■ **Work required**
Reproduce every line of the items below verbatim, with each line unchanged and in its original order.

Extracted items
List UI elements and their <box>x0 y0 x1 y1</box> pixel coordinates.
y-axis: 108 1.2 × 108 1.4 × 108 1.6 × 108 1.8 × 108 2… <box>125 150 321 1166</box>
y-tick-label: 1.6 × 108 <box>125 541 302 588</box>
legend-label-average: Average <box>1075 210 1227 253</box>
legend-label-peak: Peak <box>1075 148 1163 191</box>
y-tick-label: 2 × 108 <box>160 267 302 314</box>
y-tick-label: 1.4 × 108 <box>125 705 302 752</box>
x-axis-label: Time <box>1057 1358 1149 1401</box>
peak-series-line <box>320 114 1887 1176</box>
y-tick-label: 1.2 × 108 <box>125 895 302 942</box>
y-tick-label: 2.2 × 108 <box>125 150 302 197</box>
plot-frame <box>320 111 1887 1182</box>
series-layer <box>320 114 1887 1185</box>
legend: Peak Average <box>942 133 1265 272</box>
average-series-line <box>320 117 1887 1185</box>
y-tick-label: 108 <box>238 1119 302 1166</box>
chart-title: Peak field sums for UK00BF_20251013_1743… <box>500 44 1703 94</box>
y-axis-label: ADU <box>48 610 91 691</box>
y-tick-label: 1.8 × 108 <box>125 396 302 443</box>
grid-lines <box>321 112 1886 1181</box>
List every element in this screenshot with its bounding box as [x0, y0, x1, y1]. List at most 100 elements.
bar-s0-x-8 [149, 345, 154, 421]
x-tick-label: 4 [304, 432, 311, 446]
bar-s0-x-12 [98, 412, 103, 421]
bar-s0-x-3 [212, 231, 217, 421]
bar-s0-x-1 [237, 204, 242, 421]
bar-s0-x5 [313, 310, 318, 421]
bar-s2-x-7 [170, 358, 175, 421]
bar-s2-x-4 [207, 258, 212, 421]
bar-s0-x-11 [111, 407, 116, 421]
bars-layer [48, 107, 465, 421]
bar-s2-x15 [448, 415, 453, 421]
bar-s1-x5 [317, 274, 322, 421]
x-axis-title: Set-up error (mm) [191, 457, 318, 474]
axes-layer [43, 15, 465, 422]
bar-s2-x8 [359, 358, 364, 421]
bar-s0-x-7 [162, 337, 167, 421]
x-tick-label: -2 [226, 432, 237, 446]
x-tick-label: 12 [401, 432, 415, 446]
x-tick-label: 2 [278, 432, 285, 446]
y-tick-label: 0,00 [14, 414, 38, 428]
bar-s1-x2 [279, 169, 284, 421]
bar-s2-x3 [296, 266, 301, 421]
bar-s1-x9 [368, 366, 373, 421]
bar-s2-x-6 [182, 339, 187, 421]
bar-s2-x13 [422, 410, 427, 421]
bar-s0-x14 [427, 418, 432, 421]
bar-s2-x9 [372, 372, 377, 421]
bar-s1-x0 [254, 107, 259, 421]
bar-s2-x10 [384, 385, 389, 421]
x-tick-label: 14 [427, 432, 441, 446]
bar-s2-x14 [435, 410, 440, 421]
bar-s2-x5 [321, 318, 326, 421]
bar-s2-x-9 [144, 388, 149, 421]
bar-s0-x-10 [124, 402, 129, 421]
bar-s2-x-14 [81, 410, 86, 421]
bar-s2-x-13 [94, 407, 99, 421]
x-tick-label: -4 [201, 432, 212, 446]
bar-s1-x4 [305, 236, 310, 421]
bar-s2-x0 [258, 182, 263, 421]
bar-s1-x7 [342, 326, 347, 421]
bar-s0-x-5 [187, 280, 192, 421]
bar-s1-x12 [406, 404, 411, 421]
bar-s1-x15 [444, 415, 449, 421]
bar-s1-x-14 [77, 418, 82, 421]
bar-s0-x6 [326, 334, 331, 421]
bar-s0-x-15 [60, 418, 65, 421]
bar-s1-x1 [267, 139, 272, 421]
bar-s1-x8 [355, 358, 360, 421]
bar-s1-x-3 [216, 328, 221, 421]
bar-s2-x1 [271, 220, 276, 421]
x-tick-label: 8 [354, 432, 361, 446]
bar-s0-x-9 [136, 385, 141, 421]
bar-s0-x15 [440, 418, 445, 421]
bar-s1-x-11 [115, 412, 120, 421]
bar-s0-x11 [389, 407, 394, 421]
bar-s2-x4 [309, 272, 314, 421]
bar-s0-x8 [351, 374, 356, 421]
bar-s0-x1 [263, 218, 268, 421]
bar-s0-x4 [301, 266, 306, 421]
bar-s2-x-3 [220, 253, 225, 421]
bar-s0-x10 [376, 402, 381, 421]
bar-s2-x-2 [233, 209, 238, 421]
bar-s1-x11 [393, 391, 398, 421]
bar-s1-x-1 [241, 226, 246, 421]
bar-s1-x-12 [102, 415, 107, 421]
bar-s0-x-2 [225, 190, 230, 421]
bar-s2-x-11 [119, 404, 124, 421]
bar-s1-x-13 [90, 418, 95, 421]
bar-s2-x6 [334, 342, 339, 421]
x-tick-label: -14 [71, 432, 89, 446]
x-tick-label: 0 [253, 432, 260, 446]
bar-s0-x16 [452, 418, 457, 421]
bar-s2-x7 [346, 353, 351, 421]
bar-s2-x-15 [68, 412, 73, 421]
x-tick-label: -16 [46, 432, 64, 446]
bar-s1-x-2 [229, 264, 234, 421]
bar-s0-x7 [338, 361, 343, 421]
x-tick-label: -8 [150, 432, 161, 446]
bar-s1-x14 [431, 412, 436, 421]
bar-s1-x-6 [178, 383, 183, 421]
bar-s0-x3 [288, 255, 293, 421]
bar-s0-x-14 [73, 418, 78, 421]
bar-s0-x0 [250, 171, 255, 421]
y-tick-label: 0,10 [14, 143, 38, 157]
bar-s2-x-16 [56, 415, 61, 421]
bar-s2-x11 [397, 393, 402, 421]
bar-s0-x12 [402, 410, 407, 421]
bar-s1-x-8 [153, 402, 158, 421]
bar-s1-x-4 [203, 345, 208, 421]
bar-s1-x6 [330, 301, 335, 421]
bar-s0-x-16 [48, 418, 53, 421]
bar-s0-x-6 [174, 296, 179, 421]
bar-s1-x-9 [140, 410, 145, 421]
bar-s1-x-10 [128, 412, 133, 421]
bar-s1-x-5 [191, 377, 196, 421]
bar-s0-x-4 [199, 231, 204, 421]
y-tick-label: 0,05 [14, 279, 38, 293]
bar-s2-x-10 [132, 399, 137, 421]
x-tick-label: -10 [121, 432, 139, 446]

■ **Solution to the problem**
List UI elements and their <box>x0 y0 x1 y1</box> pixel coordinates.
y-axis: 108 1.2 × 108 1.4 × 108 1.6 × 108 1.8 × 108 2… <box>125 150 321 1166</box>
y-tick-label: 1.6 × 108 <box>125 541 302 588</box>
legend-label-average: Average <box>1075 210 1227 253</box>
legend-label-peak: Peak <box>1075 148 1163 191</box>
y-tick-label: 2 × 108 <box>160 267 302 314</box>
y-tick-label: 1.4 × 108 <box>125 705 302 752</box>
x-axis-label: Time <box>1057 1358 1149 1401</box>
peak-series-line <box>320 114 1887 1176</box>
y-tick-label: 1.2 × 108 <box>125 895 302 942</box>
y-tick-label: 2.2 × 108 <box>125 150 302 197</box>
plot-frame <box>320 111 1887 1182</box>
series-layer <box>320 114 1887 1185</box>
legend: Peak Average <box>942 133 1265 272</box>
average-series-line <box>320 117 1887 1185</box>
y-tick-label: 108 <box>238 1119 302 1166</box>
chart-title: Peak field sums for UK00BF_20251013_1743… <box>500 44 1703 94</box>
y-axis-label: ADU <box>48 610 91 691</box>
y-tick-label: 1.8 × 108 <box>125 396 302 443</box>
grid-lines <box>321 112 1886 1181</box>
List every element in this screenshot with its bounding box as [x0, y0, x1, y1]. List at most 100 elements.
bar-s0-x-8 [149, 345, 154, 421]
x-tick-label: 4 [304, 432, 311, 446]
bar-s0-x-12 [98, 412, 103, 421]
bar-s0-x-3 [212, 231, 217, 421]
bar-s0-x-1 [237, 204, 242, 421]
bar-s0-x5 [313, 310, 318, 421]
bar-s2-x-7 [170, 358, 175, 421]
bar-s2-x-4 [207, 258, 212, 421]
bar-s0-x-11 [111, 407, 116, 421]
bars-layer [48, 107, 465, 421]
bar-s2-x15 [448, 415, 453, 421]
bar-s1-x5 [317, 274, 322, 421]
x-axis-title: Set-up error (mm) [191, 457, 318, 474]
axes-layer [43, 15, 465, 422]
bar-s2-x8 [359, 358, 364, 421]
bar-s0-x-7 [162, 337, 167, 421]
x-tick-label: -2 [226, 432, 237, 446]
x-tick-label: 12 [401, 432, 415, 446]
x-tick-label: 2 [278, 432, 285, 446]
y-tick-label: 0,00 [14, 414, 38, 428]
bar-s1-x2 [279, 169, 284, 421]
bar-s2-x3 [296, 266, 301, 421]
bar-s1-x9 [368, 366, 373, 421]
bar-s2-x-6 [182, 339, 187, 421]
bar-s2-x13 [422, 410, 427, 421]
bar-s0-x14 [427, 418, 432, 421]
bar-s2-x9 [372, 372, 377, 421]
bar-s1-x0 [254, 107, 259, 421]
bar-s2-x10 [384, 385, 389, 421]
x-tick-label: 14 [427, 432, 441, 446]
bar-s2-x14 [435, 410, 440, 421]
bar-s2-x5 [321, 318, 326, 421]
bar-s2-x-9 [144, 388, 149, 421]
bar-s0-x-10 [124, 402, 129, 421]
bar-s2-x-14 [81, 410, 86, 421]
bar-s2-x-13 [94, 407, 99, 421]
x-tick-label: -4 [201, 432, 212, 446]
bar-s1-x4 [305, 236, 310, 421]
bar-s2-x0 [258, 182, 263, 421]
bar-s1-x7 [342, 326, 347, 421]
bar-s0-x-5 [187, 280, 192, 421]
bar-s1-x12 [406, 404, 411, 421]
bar-s1-x15 [444, 415, 449, 421]
bar-s1-x-14 [77, 418, 82, 421]
bar-s0-x6 [326, 334, 331, 421]
bar-s0-x-15 [60, 418, 65, 421]
bar-s1-x1 [267, 139, 272, 421]
bar-s1-x8 [355, 358, 360, 421]
bar-s1-x-3 [216, 328, 221, 421]
bar-s2-x1 [271, 220, 276, 421]
x-tick-label: 8 [354, 432, 361, 446]
bar-s0-x-9 [136, 385, 141, 421]
bar-s0-x15 [440, 418, 445, 421]
bar-s1-x-11 [115, 412, 120, 421]
bar-s0-x11 [389, 407, 394, 421]
bar-s2-x4 [309, 272, 314, 421]
bar-s0-x8 [351, 374, 356, 421]
bar-s0-x1 [263, 218, 268, 421]
bar-s0-x4 [301, 266, 306, 421]
bar-s2-x-3 [220, 253, 225, 421]
bar-s0-x10 [376, 402, 381, 421]
bar-s2-x-2 [233, 209, 238, 421]
bar-s1-x11 [393, 391, 398, 421]
bar-s1-x-1 [241, 226, 246, 421]
bar-s1-x-12 [102, 415, 107, 421]
bar-s0-x-2 [225, 190, 230, 421]
bar-s2-x-11 [119, 404, 124, 421]
bar-s1-x-13 [90, 418, 95, 421]
bar-s2-x6 [334, 342, 339, 421]
x-tick-label: -14 [71, 432, 89, 446]
x-tick-label: 0 [253, 432, 260, 446]
bar-s0-x16 [452, 418, 457, 421]
bar-s2-x7 [346, 353, 351, 421]
bar-s2-x-15 [68, 412, 73, 421]
x-tick-label: -16 [46, 432, 64, 446]
bar-s1-x-2 [229, 264, 234, 421]
bar-s0-x7 [338, 361, 343, 421]
x-tick-label: -8 [150, 432, 161, 446]
bar-s1-x14 [431, 412, 436, 421]
bar-s1-x-6 [178, 383, 183, 421]
bar-s0-x3 [288, 255, 293, 421]
bar-s0-x-14 [73, 418, 78, 421]
bar-s0-x0 [250, 171, 255, 421]
y-tick-label: 0,10 [14, 143, 38, 157]
bar-s2-x-16 [56, 415, 61, 421]
bar-s2-x11 [397, 393, 402, 421]
bar-s0-x12 [402, 410, 407, 421]
bar-s1-x-8 [153, 402, 158, 421]
bar-s1-x-4 [203, 345, 208, 421]
bar-s1-x6 [330, 301, 335, 421]
bar-s0-x-16 [48, 418, 53, 421]
bar-s0-x-6 [174, 296, 179, 421]
bar-s1-x-9 [140, 410, 145, 421]
bar-s1-x-10 [128, 412, 133, 421]
bar-s1-x-5 [191, 377, 196, 421]
bar-s0-x-4 [199, 231, 204, 421]
y-tick-label: 0,05 [14, 279, 38, 293]
bar-s2-x-10 [132, 399, 137, 421]
x-tick-label: -10 [121, 432, 139, 446]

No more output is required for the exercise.